Collection entries ::
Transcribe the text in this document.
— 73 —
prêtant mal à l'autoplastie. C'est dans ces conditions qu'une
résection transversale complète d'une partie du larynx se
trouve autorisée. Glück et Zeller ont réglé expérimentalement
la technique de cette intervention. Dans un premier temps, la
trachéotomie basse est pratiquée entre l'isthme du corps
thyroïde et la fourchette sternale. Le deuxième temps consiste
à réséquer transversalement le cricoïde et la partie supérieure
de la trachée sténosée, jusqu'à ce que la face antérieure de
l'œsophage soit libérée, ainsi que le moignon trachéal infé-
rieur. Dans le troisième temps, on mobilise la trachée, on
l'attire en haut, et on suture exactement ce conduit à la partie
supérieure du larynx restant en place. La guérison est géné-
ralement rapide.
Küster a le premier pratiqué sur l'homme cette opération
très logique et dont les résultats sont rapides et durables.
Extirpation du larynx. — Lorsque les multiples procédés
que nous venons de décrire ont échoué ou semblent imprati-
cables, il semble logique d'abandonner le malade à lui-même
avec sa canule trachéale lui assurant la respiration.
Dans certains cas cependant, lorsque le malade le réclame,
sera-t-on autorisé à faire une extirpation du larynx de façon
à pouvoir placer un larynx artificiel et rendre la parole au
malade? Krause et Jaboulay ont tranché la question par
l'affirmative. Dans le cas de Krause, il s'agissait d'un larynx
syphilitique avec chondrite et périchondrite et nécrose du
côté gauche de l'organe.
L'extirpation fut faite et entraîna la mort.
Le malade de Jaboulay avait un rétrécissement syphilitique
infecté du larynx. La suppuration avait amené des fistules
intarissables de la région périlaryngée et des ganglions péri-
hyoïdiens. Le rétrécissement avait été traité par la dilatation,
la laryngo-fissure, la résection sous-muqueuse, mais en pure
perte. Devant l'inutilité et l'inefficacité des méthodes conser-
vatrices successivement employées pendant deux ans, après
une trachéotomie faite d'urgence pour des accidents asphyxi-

DIRECTIVE ::
Each line above that holds the string "résection" should be copied and shown.

EXERCISE SOLUTION ::
résection transversale complète d'une partie du larynx se
la laryngo-fissure, la résection sous-muqueuse, mais en pure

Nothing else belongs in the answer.